* **EXERCISE TASK**
Give every line from the entries that contains "jest".

-- begin --

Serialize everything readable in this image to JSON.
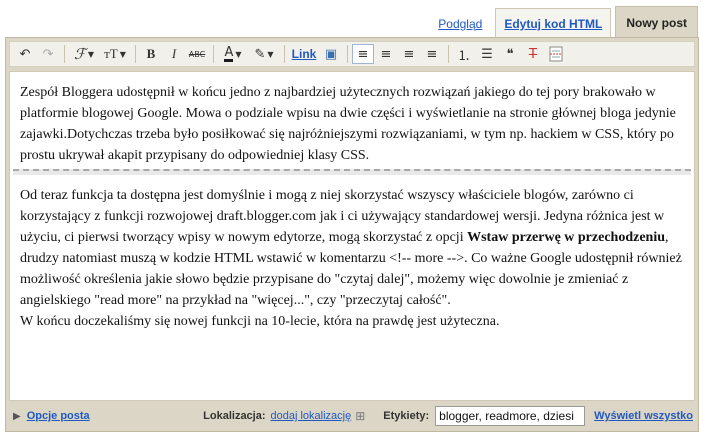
{
  "tabs": {
    "preview": "Podgląd",
    "edit_html": "Edytuj kod HTML",
    "compose": "Nowy post"
  },
  "toolbar": {
    "undo": "↶",
    "redo": "↷",
    "font": "ℱ",
    "font_size": "тT",
    "bold": "B",
    "italic": "I",
    "strikethrough": "ABC",
    "text_color": "A",
    "highlight": "✎",
    "link": "Link",
    "image": "▣",
    "align_left": "≡",
    "align_center": "≡",
    "align_right": "≡",
    "justify": "≡",
    "numbered_list": "⒈",
    "bullet_list": "☰",
    "quote": "❝",
    "remove_format": "T̶",
    "caret": "▼"
  },
  "post": {
    "paragraph1": "Zespół Bloggera udostępnił w końcu jedno z najbardziej użytecznych rozwiązań jakiego do tej pory brakowało w platformie blogowej Google. Mowa o podziale wpisu na dwie części i wyświetlanie na stronie głównej bloga jedynie zajawki.Dotychczas trzeba było posiłkować się najróżniejszymi rozwiązaniami, w tym np. hackiem w CSS, który po prostu ukrywał akapit przypisany do odpowiedniej klasy CSS.",
    "paragraph2_start": "Od teraz funkcja ta dostępna jest domyślnie i mogą z niej skorzystać wszyscy właściciele blogów, zarówno ci korzystający z funkcji rozwojowej draft.blogger.com jak i ci używający standardowej wersji. Jedyna różnica jest w użyciu, ci pierwsi tworzący wpisy w nowym edytorze, mogą skorzystać z opcji ",
    "paragraph2_bold": "Wstaw przerwę w przechodzeniu",
    "paragraph2_end": ", drudzy natomiast muszą w kodzie HTML wstawić w komentarzu <!-- more -->. Co ważne Google udostępnił również możliwość określenia jakie słowo będzie przypisane do \"czytaj dalej\", możemy więc dowolnie je zmieniać z angielskiego \"read more\" na przykład na \"więcej...\", czy \"przeczytaj całość\".",
    "paragraph3": "W końcu doczekaliśmy się nowej funkcji na 10-lecie, która na prawdę jest użyteczna."
  },
  "bottom": {
    "arrow": "▶",
    "post_options": "Opcje posta",
    "location_label": "Lokalizacja:",
    "add_location": "dodaj lokalizację",
    "map_icon": "⊞",
    "labels_label": "Etykiety:",
    "labels_value": "blogger, readmore, dziesi",
    "show_all": "Wyświetl wszystko"
  }
}
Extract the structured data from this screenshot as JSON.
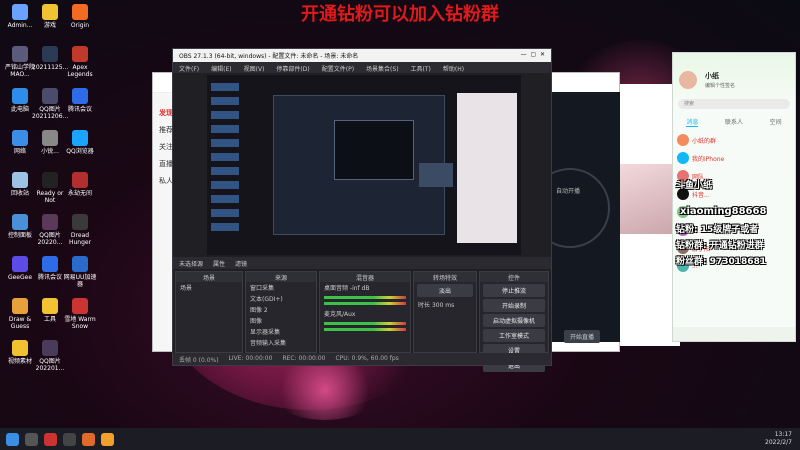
{
  "banner": "开通钻粉可以加入钻粉群",
  "desktop_icons": [
    {
      "label": "Admin...",
      "color": "#6aa3ff"
    },
    {
      "label": "游戏",
      "color": "#f1c232"
    },
    {
      "label": "Origin",
      "color": "#f26b21"
    },
    {
      "label": "严铭山学院MAO...",
      "color": "#5a5a7a"
    },
    {
      "label": "20211125...",
      "color": "#2b3a55"
    },
    {
      "label": "Apex Legends",
      "color": "#c0392b"
    },
    {
      "label": "此电脑",
      "color": "#2e8de6"
    },
    {
      "label": "QQ图片20211206...",
      "color": "#4b4b6b"
    },
    {
      "label": "腾讯会议",
      "color": "#2e6be6"
    },
    {
      "label": "网络",
      "color": "#3a8ee6"
    },
    {
      "label": "小锐...",
      "color": "#888"
    },
    {
      "label": "QQ浏览器",
      "color": "#1aa3ff"
    },
    {
      "label": "回收站",
      "color": "#9cc3e6"
    },
    {
      "label": "Ready or Not",
      "color": "#222"
    },
    {
      "label": "永劫无间",
      "color": "#b32e2e"
    },
    {
      "label": "控制面板",
      "color": "#4a90d9"
    },
    {
      "label": "QQ图片20220...",
      "color": "#5a3a5a"
    },
    {
      "label": "Dread Hunger",
      "color": "#3a3a3a"
    },
    {
      "label": "GeeGee",
      "color": "#5b4ce6"
    },
    {
      "label": "腾讯会议",
      "color": "#2e6be6"
    },
    {
      "label": "网易UU加速器",
      "color": "#2a6acb"
    },
    {
      "label": "Draw & Guess",
      "color": "#e6a13a"
    },
    {
      "label": "工具",
      "color": "#f1c232"
    },
    {
      "label": "雪地 Warm Snow",
      "color": "#c33"
    },
    {
      "label": "视频素材",
      "color": "#f1c232"
    },
    {
      "label": "QQ图片202201...",
      "color": "#4b3b5b"
    }
  ],
  "obs": {
    "title": "OBS 27.1.3 (64-bit, windows) - 配置文件: 未命名 - 场景: 未命名",
    "menu": [
      "文件(F)",
      "编辑(E)",
      "视图(V)",
      "停靠部件(D)",
      "配置文件(P)",
      "场景集合(S)",
      "工具(T)",
      "帮助(H)"
    ],
    "bar_items": [
      "未选择源",
      "属性",
      "滤镜"
    ],
    "docks": {
      "scenes": {
        "header": "场景",
        "items": [
          "场景"
        ]
      },
      "sources": {
        "header": "来源",
        "items": [
          "窗口采集",
          "文本(GDI+)",
          "图像 2",
          "图像",
          "显示器采集",
          "音频输入采集"
        ]
      },
      "mixer": {
        "header": "混音器",
        "items": [
          "桌面音频 -inf dB",
          "麦克风/Aux"
        ]
      },
      "transitions": {
        "header": "转场特效",
        "mode": "淡出",
        "duration_label": "时长",
        "duration": "300 ms"
      },
      "controls": {
        "header": "控件",
        "buttons": [
          "停止推流",
          "开始录制",
          "启动虚拟摄像机",
          "工作室模式",
          "设置",
          "退出"
        ]
      }
    },
    "status": [
      "丢帧 0 (0.0%)",
      "LIVE: 00:00:00",
      "REC: 00:00:00",
      "CPU: 0.9%, 60.00 fps"
    ]
  },
  "live_button": "开始直播",
  "auto_open": "自动开播",
  "qq": {
    "name": "小纸",
    "status": "编辑个性签名",
    "search_placeholder": "搜索",
    "tabs": [
      "消息",
      "联系人",
      "空间"
    ],
    "items": [
      {
        "title": "小纸的群",
        "preview": "...",
        "color": "#f38b5c"
      },
      {
        "title": "我的iPhone",
        "preview": "",
        "color": "#12b7f5"
      },
      {
        "title": "网队...",
        "preview": "...",
        "color": "#e57373"
      },
      {
        "title": "抖音...",
        "preview": "...",
        "color": "#111"
      },
      {
        "title": "群...",
        "preview": "...",
        "color": "#81c784"
      },
      {
        "title": "群...",
        "preview": "...",
        "color": "#ba68c8"
      },
      {
        "title": "游子阳",
        "preview": "",
        "color": "#8d6e63"
      },
      {
        "title": "...",
        "preview": "",
        "color": "#4db6ac"
      }
    ]
  },
  "overlays": [
    "斗鱼小纸",
    "xiaoming88668",
    "钻粉: 15级牌子或者",
    "钻粉群: 开通钻粉进群",
    "粉丝群: 973018681"
  ],
  "taskbar_time": "13:17",
  "taskbar_date": "2022/2/7"
}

-- end --

* **CORRECT ANSWER**
    "paragraph2_start": "Od teraz funkcja ta dostępna jest domyślnie i mogą z niej skorzystać wszyscy właściciele blogów, zarówno ci korzystający z funkcji rozwojowej draft.blogger.com jak i ci używający standardowej wersji. Jedyna różnica jest w użyciu, ci pierwsi tworzący wpisy w nowym edytorze, mogą skorzystać z opcji ",
    "paragraph3": "W końcu doczekaliśmy się nowej funkcji na 10-lecie, która na prawdę jest użyteczna."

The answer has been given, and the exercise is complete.